Given request:
Copy down every line where the string "report" shows up.

- - -

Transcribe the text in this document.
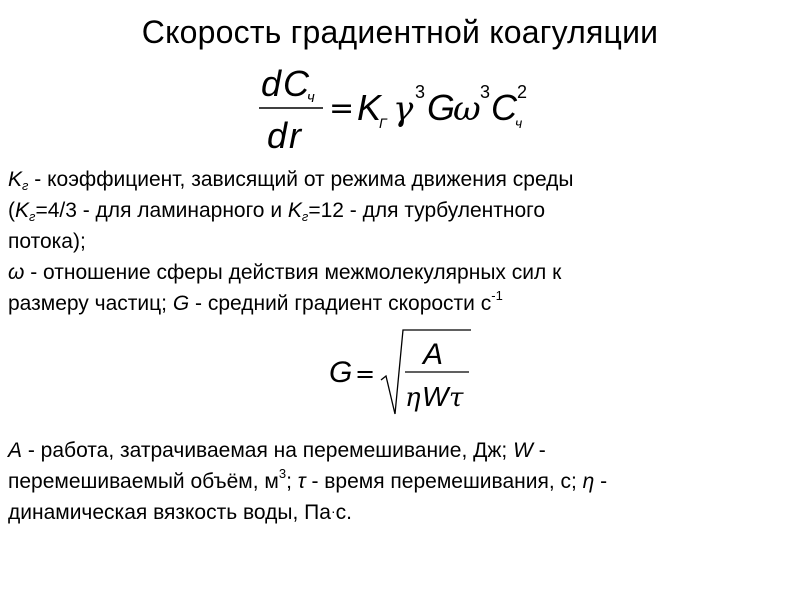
Скорость градиентной коагуляции
d C
ч
d r
= K
Г γ 3 G
ω 3 C
ч
2
$K_г$ - коэффициент, зависящий от режима движения среды
($K_г=4/3$ - для ламинарного и $K_г=12$ - для турбулентного
потока);
ω - отношение сферы действия межмолекулярных сил к
размеру частиц; G - средний градиент скорости $с^{-1}$
G =
A
η W τ
A - работа, затрачиваемая на перемешивание, Дж; W -
перемешиваемый объём, $м^3$; τ - время перемешивания, с; η -
динамическая вязкость воды, Па·с.
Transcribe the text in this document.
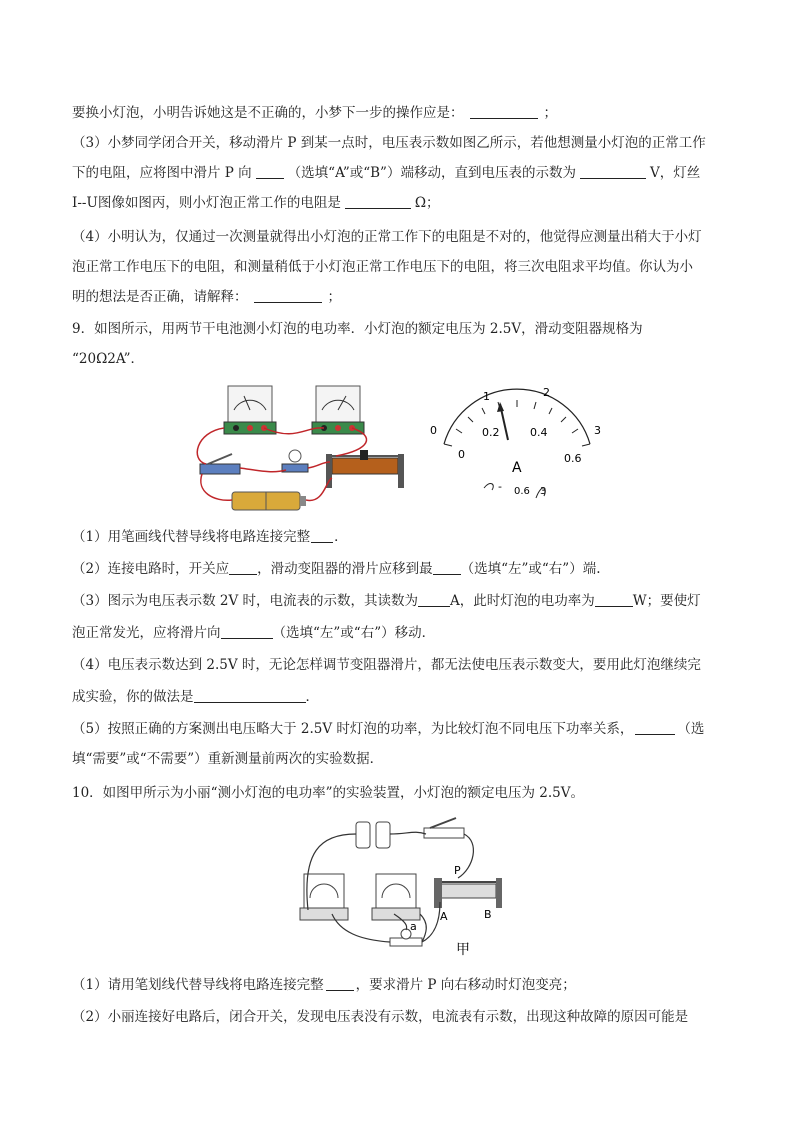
要换小灯泡，小明告诉她这是不正确的，小梦下一步的操作应是：	；
（3）小梦同学闭合开关，移动滑片 P 到某一点时，电压表示数如图乙所示，若他想测量小灯泡的正常工作
下的电阻，应将图中滑片 P 向	（选填“A”或“B”）端移动，直到电压表的示数为	V，灯丝
I--U图像如图丙，则小灯泡正常工作的电阻是	Ω；
（4）小明认为，仅通过一次测量就得出小灯泡的正常工作下的电阻是不对的，他觉得应测量出稍大于小灯
泡正常工作电压下的电阻，和测量稍低于小灯泡正常工作电压下的电阻，将三次电阻求平均值。你认为小
明的想法是否正确，请解释：	；
9．如图所示，用两节干电池测小灯泡的电功率．小灯泡的额定电压为 2.5V，滑动变阻器规格为
“20Ω2A”．
0
1	2
3
0
0.2	0.4
0.6
A
- 0.6 3
（1）用笔画线代替导线将电路连接完整 ．
（2）连接电路时，开关应 ，滑动变阻器的滑片应移到最 （选填“左”或“右”）端.
（3）图示为电压表示数 2V 时，电流表的示数，其读数为 A，此时灯泡的电功率为	W；要使灯
泡正常发光，应将滑片向	（选填“左”或“右”）移动．
（4）电压表示数达到 2.5V 时，无论怎样调节变阻器滑片，都无法使电压表示数变大，要用此灯泡继续完
成实验，你的做法是	．
（5）按照正确的方案测出电压略大于 2.5V 时灯泡的功率，为比较灯泡不同电压下功率关系，	（选
填“需要”或“不需要”）重新测量前两次的实验数据．
10．如图甲所示为小丽“测小灯泡的电功率”的实验装置，小灯泡的额定电压为 2.5V。
P
A	B
a
甲
（1）请用笔划线代替导线将电路连接完整 ，要求滑片 P 向右移动时灯泡变亮；
（2）小丽连接好电路后，闭合开关，发现电压表没有示数，电流表有示数，出现这种故障的原因可能是
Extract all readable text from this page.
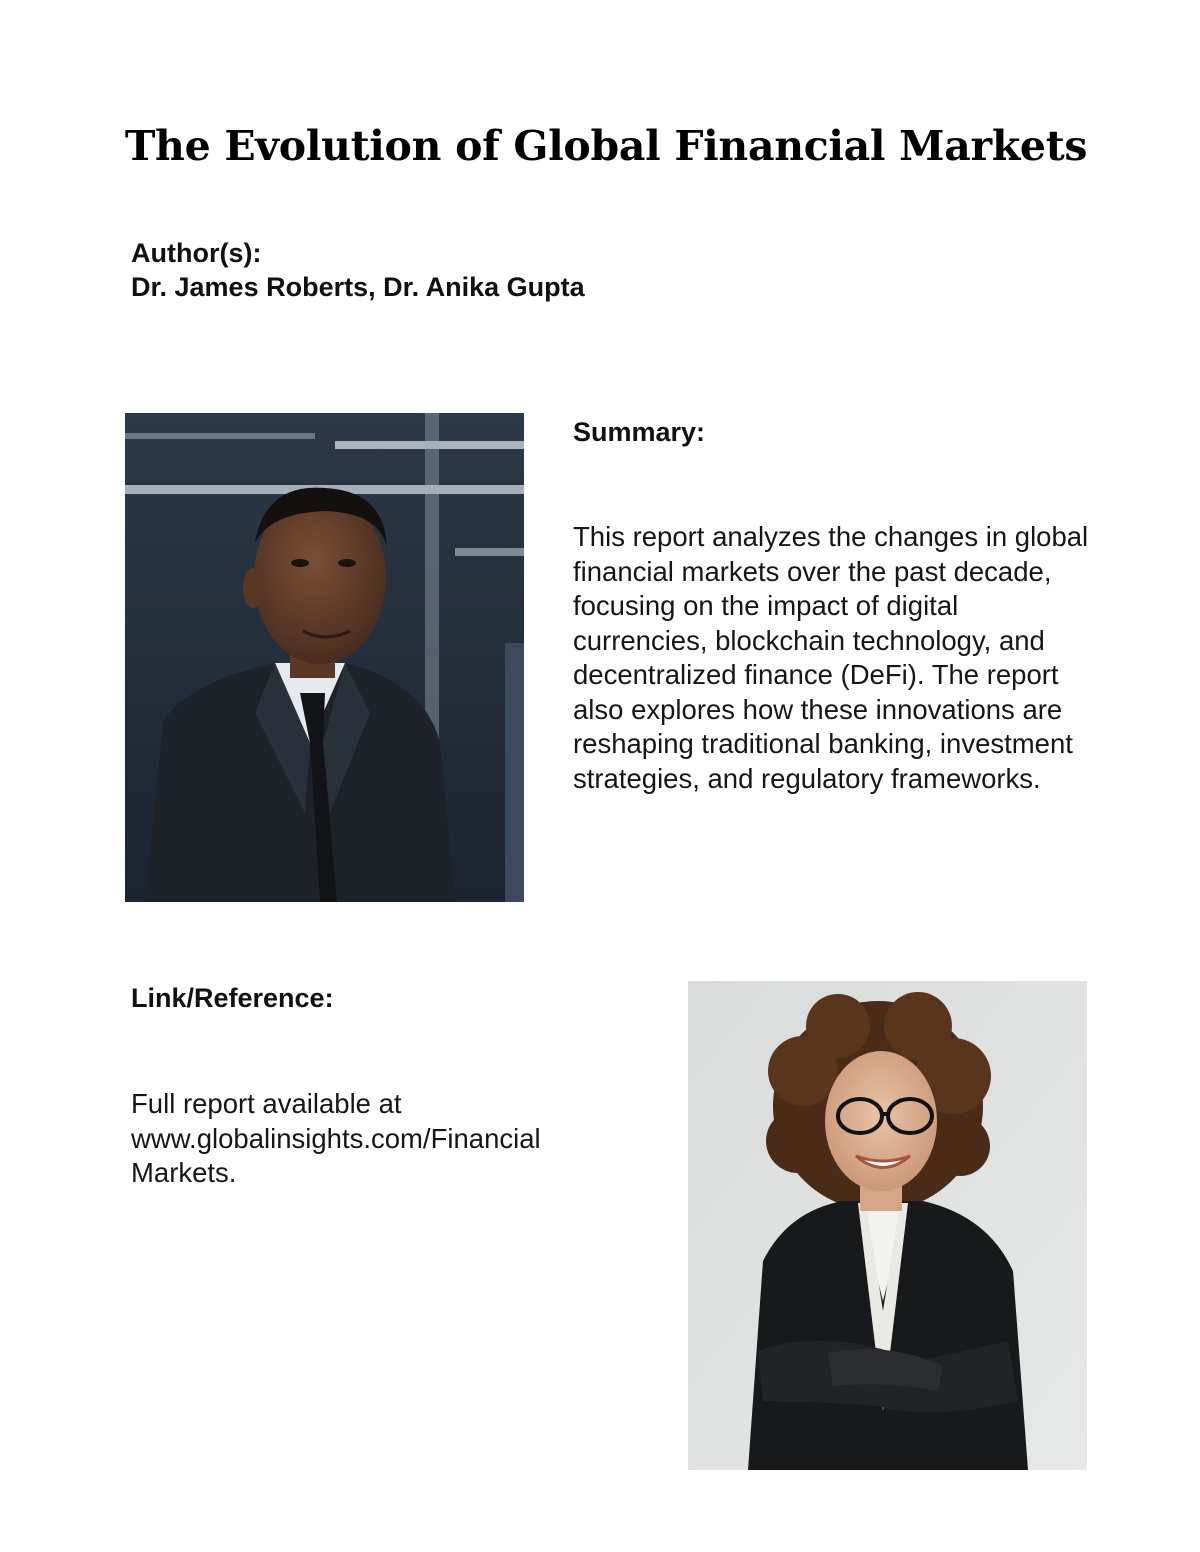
The Evolution of Global Financial Markets
Author(s):
Dr. James Roberts, Dr. Anika Gupta
Summary:
This report analyzes the changes in global financial markets over the past decade, focusing on the impact of digital currencies, blockchain technology, and decentralized finance (DeFi). The report also explores how these innovations are reshaping traditional banking, investment strategies, and regulatory frameworks.
Link/Reference:
Full report available at
www.globalinsights.com/Financial
Markets.
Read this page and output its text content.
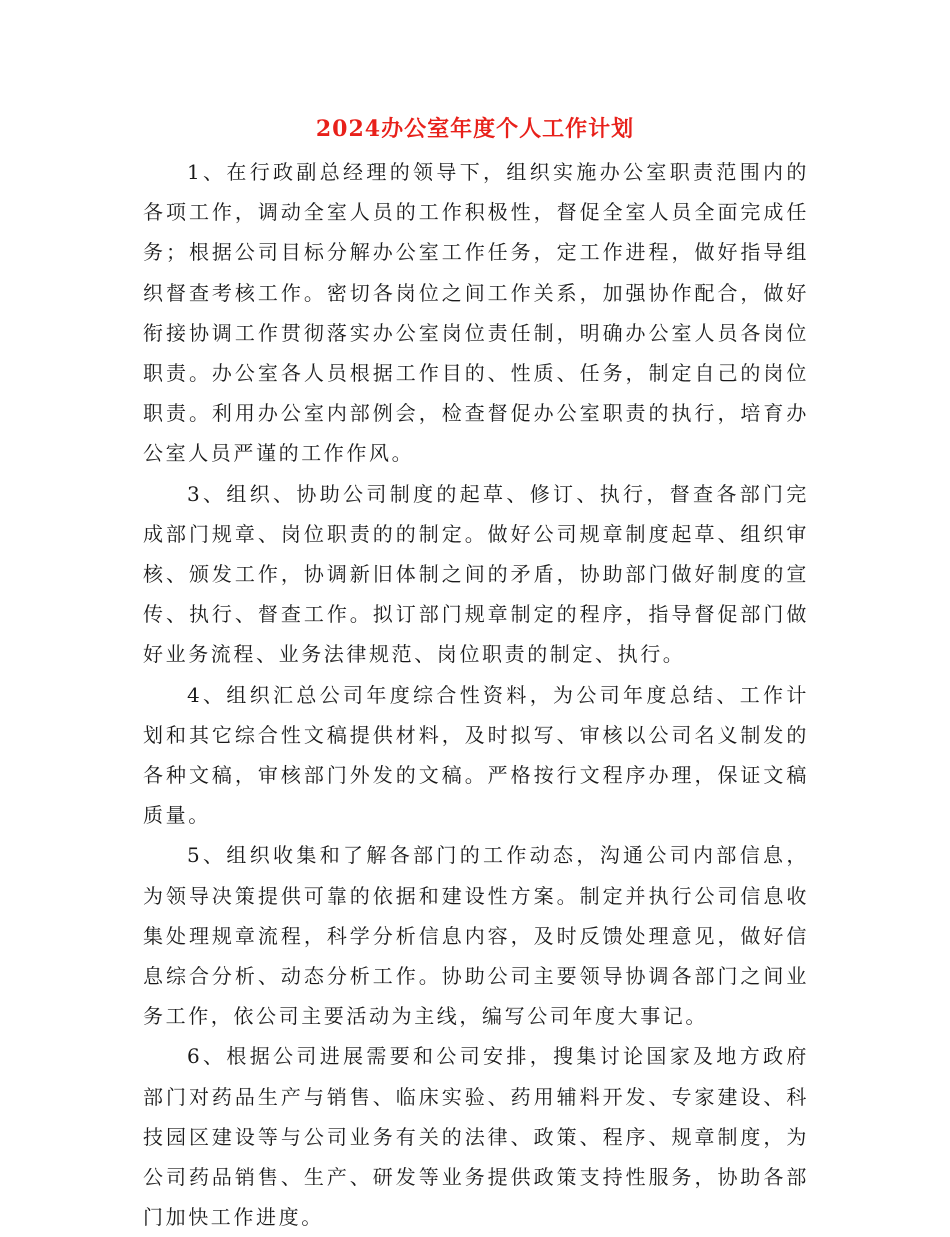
2024办公室年度个人工作计划

1、在行政副总经理的领导下，组织实施办公室职责范围内的各项工作，调动全室人员的工作积极性，督促全室人员全面完成任务；根据公司目标分解办公室工作任务，定工作进程，做好指导组织督查考核工作。密切各岗位之间工作关系，加强协作配合，做好衔接协调工作贯彻落实办公室岗位责任制，明确办公室人员各岗位职责。办公室各人员根据工作目的、性质、任务，制定自己的岗位职责。利用办公室内部例会，检查督促办公室职责的执行，培育办公室人员严谨的工作作风。

3、组织、协助公司制度的起草、修订、执行，督查各部门完成部门规章、岗位职责的的制定。做好公司规章制度起草、组织审核、颁发工作，协调新旧体制之间的矛盾，协助部门做好制度的宣传、执行、督查工作。拟订部门规章制定的程序，指导督促部门做好业务流程、业务法律规范、岗位职责的制定、执行。

4、组织汇总公司年度综合性资料，为公司年度总结、工作计划和其它综合性文稿提供材料，及时拟写、审核以公司名义制发的各种文稿，审核部门外发的文稿。严格按行文程序办理，保证文稿质量。

5、组织收集和了解各部门的工作动态，沟通公司内部信息，为领导决策提供可靠的依据和建设性方案。制定并执行公司信息收集处理规章流程，科学分析信息内容，及时反馈处理意见，做好信息综合分析、动态分析工作。协助公司主要领导协调各部门之间业务工作，依公司主要活动为主线，编写公司年度大事记。

6、根据公司进展需要和公司安排，搜集讨论国家及地方政府部门对药品生产与销售、临床实验、药用辅料开发、专家建设、科技园区建设等与公司业务有关的法律、政策、程序、规章制度，为公司药品销售、生产、研发等业务提供政策支持性服务，协助各部门加快工作进度。
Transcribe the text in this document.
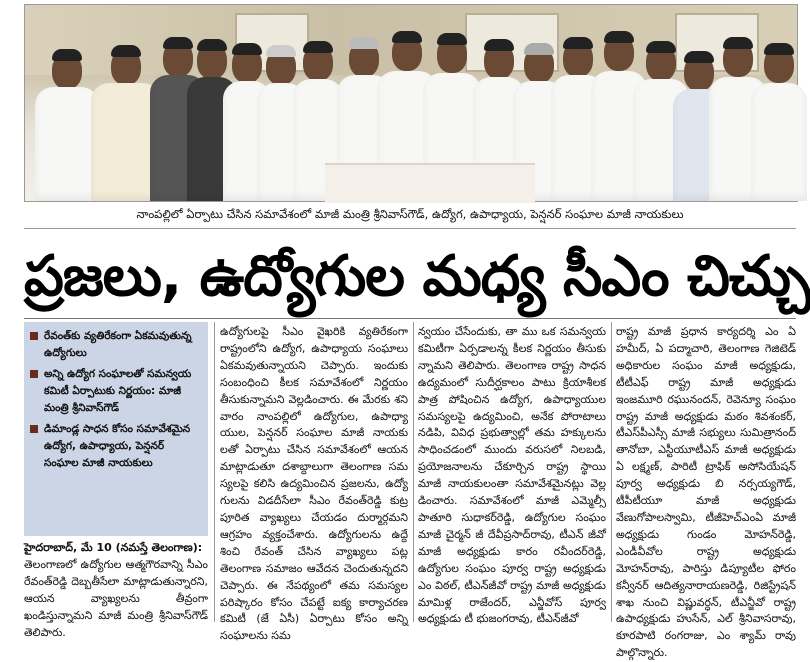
నాంపల్లిలో ఏర్పాటు చేసిన సమావేశంలో మాజీ మంత్రి శ్రీనివాస్‌గౌడ్, ఉద్యోగ, ఉపాధ్యాయ, పెన్షనర్ సంఘాల మాజీ నాయకులు
ప్రజలు, ఉద్యోగుల మధ్య సీఎం చిచ్చు
రేవంత్‌కు వ్యతిరేకంగా ఏకమవుతున్న ఉద్యోగులు
అన్ని ఉద్యోగ సంఘాలతో సమన్వయ కమిటీ ఏర్పాటుకు నిర్ణయం: మాజీ మంత్రి శ్రీనివాస్‌గౌడ్
డిమాండ్ల సాధన కోసం సమావేశమైన ఉద్యోగ, ఉపాధ్యాయ, పెన్షనర్ సంఘాల మాజీ నాయకులు

హైదరాబాద్, మే 10 (నమస్తే తెలంగాణ):

తెలంగాణలో ఉద్యోగుల ఆత్మగౌరవాన్ని సీఎం రేవంత్‌రెడ్డి దెబ్బతీసేలా మాట్లాడుతున్నారని, ఆయన వ్యాఖ్యలను తీవ్రంగా ఖండిస్తున్నామని మాజీ మంత్రి శ్రీనివాస్‌గౌడ్ తెలిపారు.

ఉద్యోగులపై సీఎం వైఖరికి వ్యతిరేకంగా రాష్ట్రంలోని ఉద్యోగ, ఉపాధ్యాయ సంఘాలు ఏకమవుతున్నాయని చెప్పారు. ఇందుకు సంబంధించి కీలక సమావేశంలో నిర్ణయం తీసుకున్నామని వెల్లడించారు. ఈ మేరకు శని వారం నాంపల్లిలో ఉద్యోగుల, ఉపాధ్యా యుల, పెన్షనర్ సంఘాల మాజీ నాయకు లతో ఏర్పాటు చేసిన సమావేశంలో ఆయన మాట్లాడుతూ దశాబ్దాలుగా తెలంగాణ సమ స్యలపై కలిసి ఉద్యమించిన ప్రజలను, ఉద్యో గులను విడదీసేలా సీఎం రేవంత్‌రెడ్డి కుట్ర పూరిత వ్యాఖ్యలు చేయడం దుర్మార్గమని ఆగ్రహం వ్యక్తంచేశారు. ఉద్యోగులను ఉద్దే శించి రేవంత్ చేసిన వ్యాఖ్యలు పట్ల తెలంగాణ సమాజం ఆవేదన చెందుతున్నదని చెప్పారు. ఈ నేపథ్యంలో తమ సమస్యల పరిష్కారం కోసం చేపట్టే ఐక్య కార్యాచరణ కమిటీ (జే ఏసీ) ఏర్పాటు కోసం అన్ని సంఘాలను సమ

న్వయం చేసేందుకు, తా ము ఒక సమన్వయ కమిటీగా ఏర్పడాలన్న కీలక నిర్ణయం తీసుకు న్నామని తెలిపారు. తెలంగాణ రాష్ట్ర సాధన ఉద్యమంలో సుదీర్ఘకాలం పాటు క్రియాశీలక పాత్ర పోషించిన ఉద్యోగ, ఉపాధ్యాయుల సమస్యలపై ఉద్యమించి, అనేక పోరాటాలు నడిపి, వివిధ ప్రభుత్వాల్లో తమ హక్కులను సాధించడంలో ముందు వరుసలో నిలబడి, ప్రయోజనాలను చేకూర్చిన రాష్ట్ర స్థాయి మాజీ నాయకులంతా సమావేశమైనట్లు వెల్ల డించారు. సమావేశంలో మాజీ ఎమ్మెల్సీ పాతూరి సుధాకర్‌రెడ్డి, ఉద్యోగుల సంఘం మాజీ చైర్మన్ జీ దేవీప్రసాద్‌రావు, టీఎన్ జీవో మాజీ అధ్యక్షుడు కారం రవీందర్‌రెడ్డి, ఉద్యోగుల సంఘం పూర్వ రాష్ట్ర అధ్యక్షుడు ఎం విఠల్, టీఎన్‌జీవో రాష్ట్ర మాజీ అధ్యక్షుడు మామిళ్ల రాజేందర్, ఎన్జీవోస్ పూర్వ అధ్యక్షుడు టీ భుజంగరావు, టీఎన్‌జీవో

రాష్ట్ర మాజీ ప్రధాన కార్యదర్శి ఎం ఏ హమీద్, ఏ పద్మాచారి, తెలంగాణ గెజిటెడ్ అధికారుల సంఘం మాజీ అధ్యక్షుడు, టీటీఎఫ్ రాష్ట్ర మాజీ అధ్యక్షుడు ఇంజమూరి రఘునందన్, రెవెన్యూ సంఘం రాష్ట్ర మాజీ అధ్యక్షుడు మఠం శివశంకర్, టీఎస్‌పీఎస్సీ మాజీ సభ్యులు సుమిత్రానంద్ తానోబా, ఎస్టీయూటీఎస్ మాజీ అధ్యక్షుడు ఏ లక్ష్మణ్, పారిటీ ట్రాఫిక్ అసోసియేషన్ పూర్వ అధ్యక్షుడు బి నర్సయ్యగౌడ్, టీపీటీయూ మాజీ అధ్యక్షుడు వేణుగోపాలస్వామి, టీజీహెచ్‌ఎంఏ మాజీ అధ్యక్షుడు గుండం మోహన్‌రెడ్డి, ఎండీవీవోల రాష్ట్ర అధ్యక్షుడు మోహన్‌రావు, పారిస్తు డిప్యూటీల ఫోరం కన్వీనర్ ఆదిత్యనారాయణరెడ్డి, రిజిస్ట్రేషన్ శాఖ నుంచి విష్ణువర్ధన్, టీఎన్జీవో రాష్ట్ర ఉపాధ్యక్షుడు హుసేన్, ఎల్ శ్రీనివాసరావు, కూరపాటి రంగరాజు, ఎం శ్యామ్ రావు పాల్గొన్నారు.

- - -

Exercise solution:
This report analyzes the changes in global financial markets over the past decade, focusing on the impact of digital currencies, blockchain technology, and decentralized finance (DeFi). The report also explores how these innovations are reshaping traditional banking, investment strategies, and regulatory frameworks.
Full report available at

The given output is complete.